SHORT EXERCISE:
Leave out any picture and return the remaining listing below exactly as given.

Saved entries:
########################################
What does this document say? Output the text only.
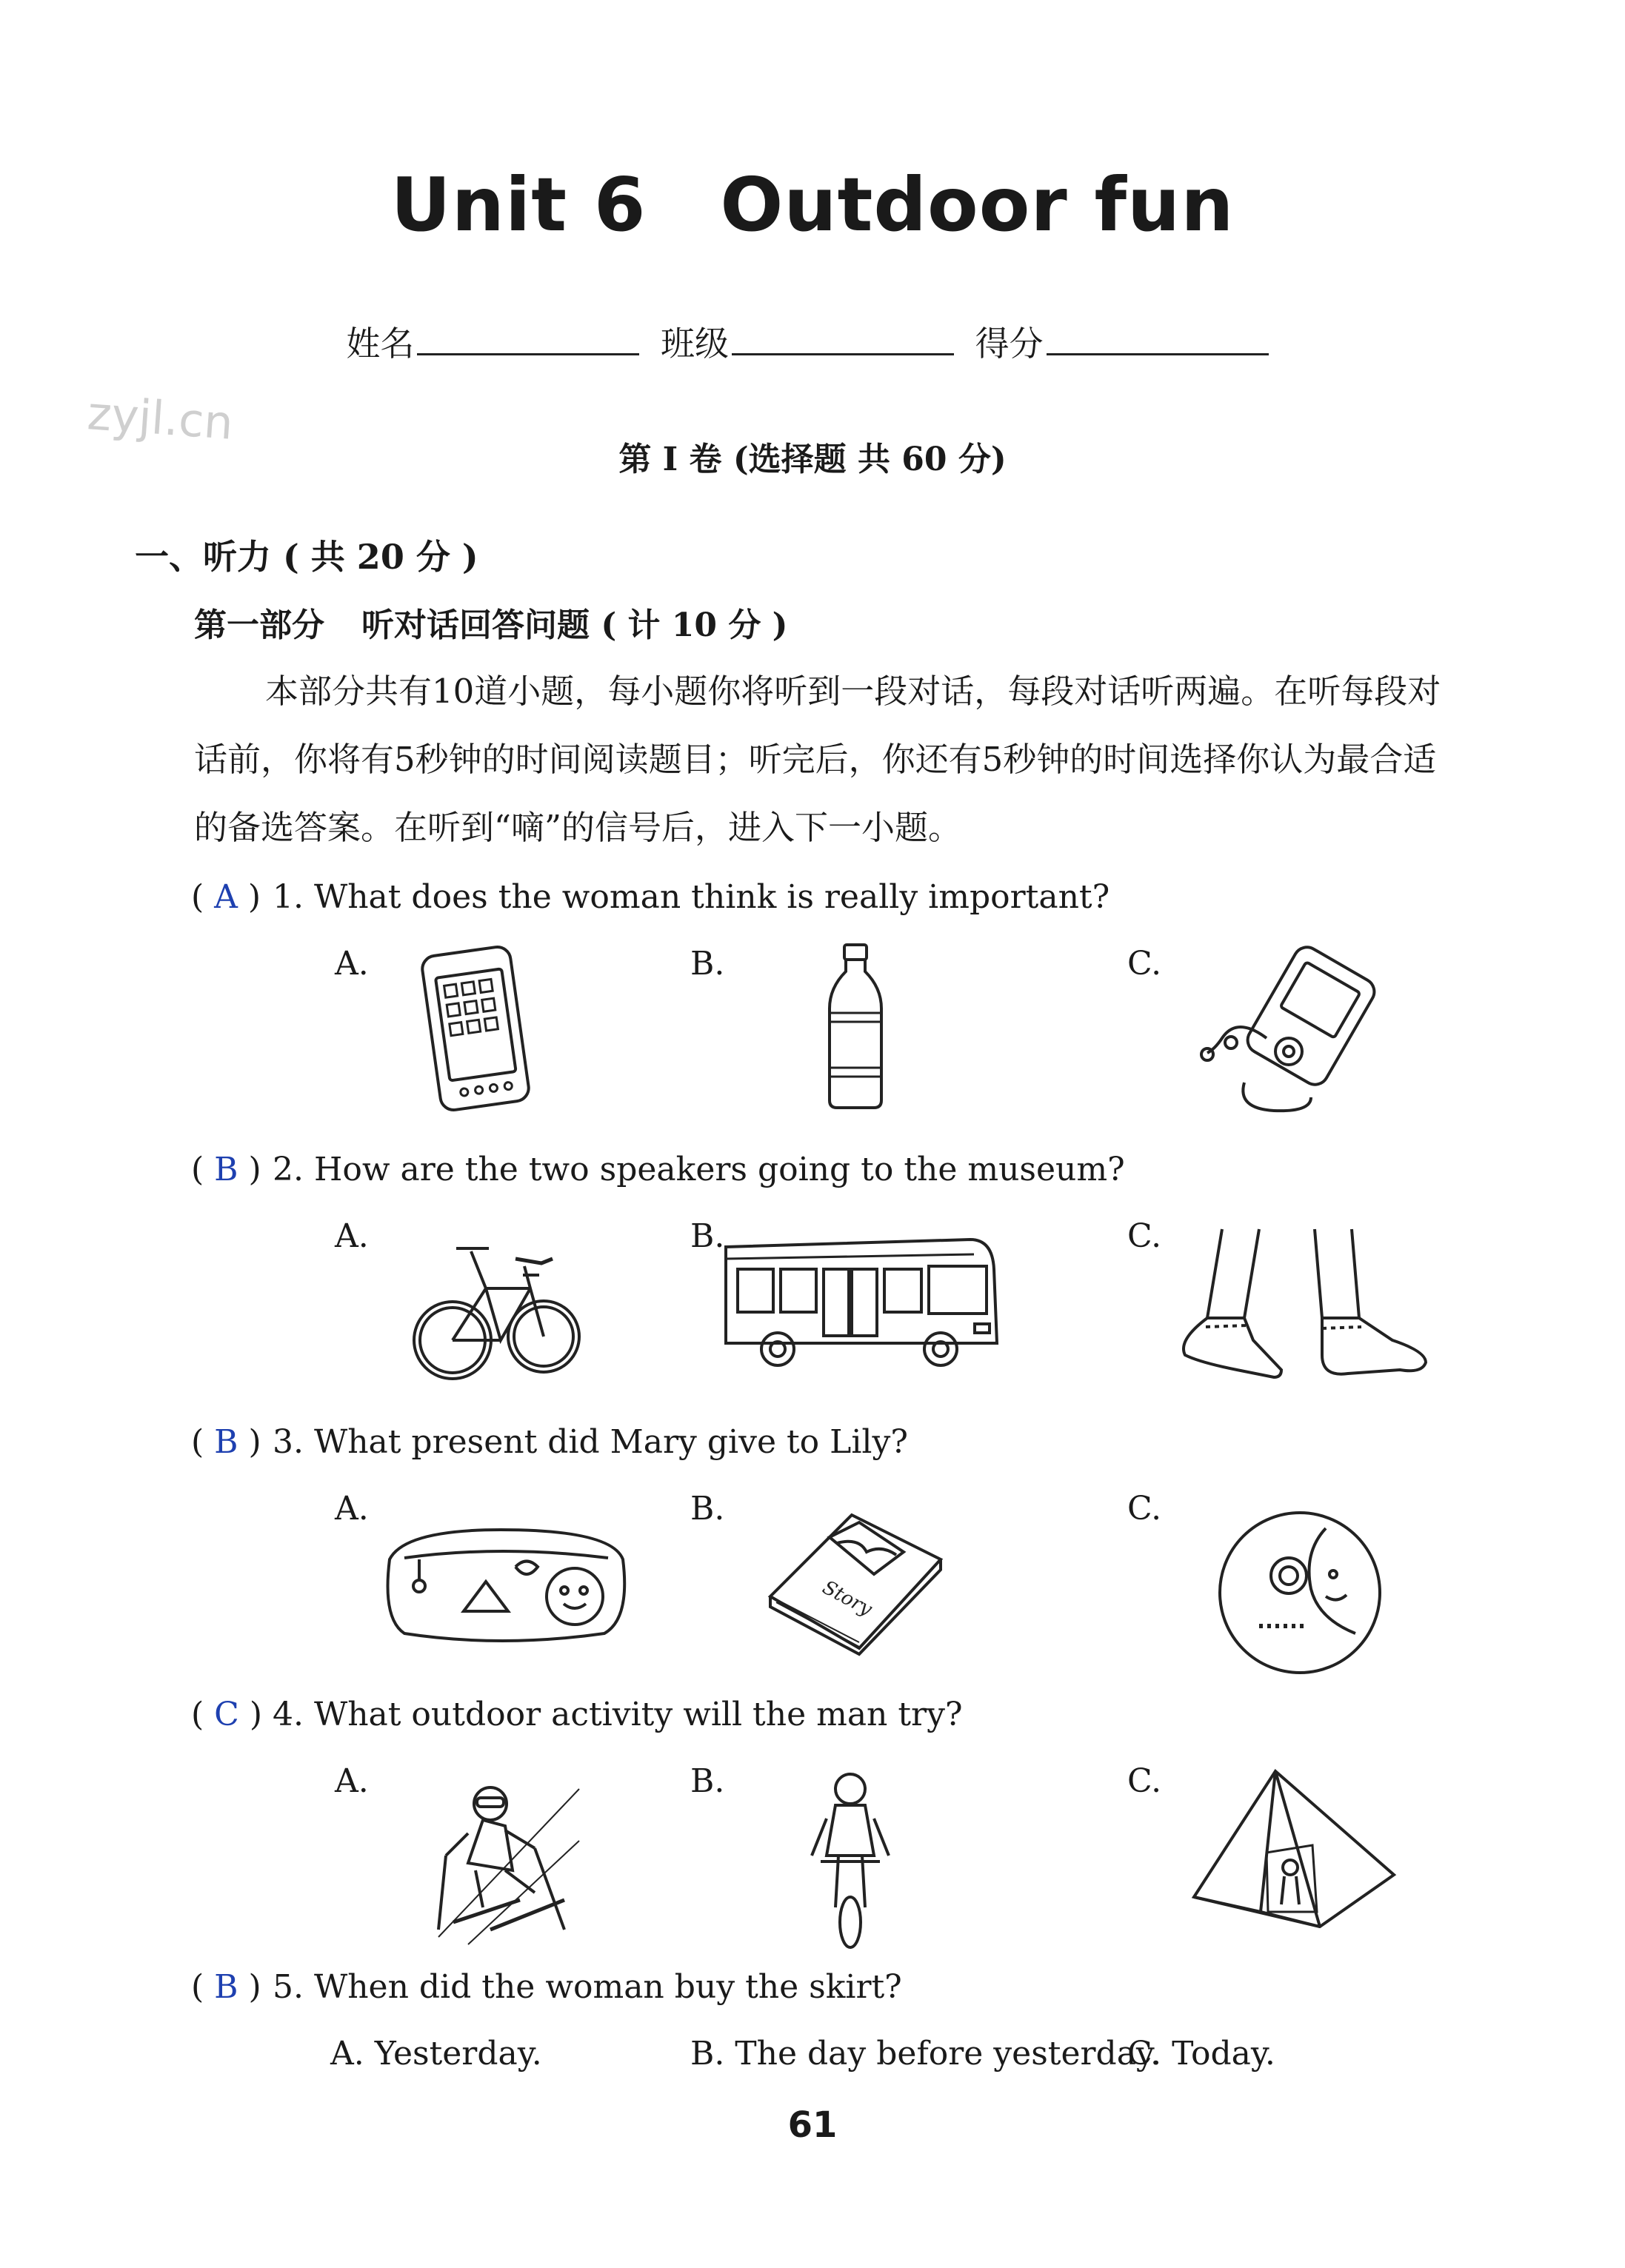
Unit 6 Outdoor fun
姓名	班级	得分
zyjl.cn
第 I 卷 (选择题 共 60 分)
一、听力 ( 共 20 分 )
第一部分 听对话回答问题 ( 计 10 分 )
本部分共有10道小题，每小题你将听到一段对话，每段对话听两遍。在听每段对话前，你将有5秒钟的时间阅读题目；听完后，你还有5秒钟的时间选择你认为最合适的备选答案。在听到“嘀”的信号后，进入下一小题。
( A ) 1. What does the woman think is really important?
A.	B.	C.
( B ) 2. How are the two speakers going to the museum?
A.	B.	C.
( B ) 3. What present did Mary give to Lily?
A.	B.	C.
Story
( C ) 4. What outdoor activity will the man try?
A.	B.	C.
( B ) 5. When did the woman buy the skirt?
A. Yesterday.	B. The day before yesterday.
C. Today.
61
########################################
FULL ANSWER:
What does this document say? Output the text only.
Unit 6 Outdoor fun
姓名	班级	得分
zyjl.cn
第 I 卷 (选择题 共 60 分)
一、听力 ( 共 20 分 )
第一部分 听对话回答问题 ( 计 10 分 )
本部分共有10道小题，每小题你将听到一段对话，每段对话听两遍。在听每段对话前，你将有5秒钟的时间阅读题目；听完后，你还有5秒钟的时间选择你认为最合适的备选答案。在听到“嘀”的信号后，进入下一小题。
( A ) 1. What does the woman think is really important?
A.	B.	C.
( B ) 2. How are the two speakers going to the museum?
A.	B.	C.
( B ) 3. What present did Mary give to Lily?
A.	B.	C.
Story
( C ) 4. What outdoor activity will the man try?
A.	B.	C.
( B ) 5. When did the woman buy the skirt?
A. Yesterday.	B. The day before yesterday.
C. Today.
61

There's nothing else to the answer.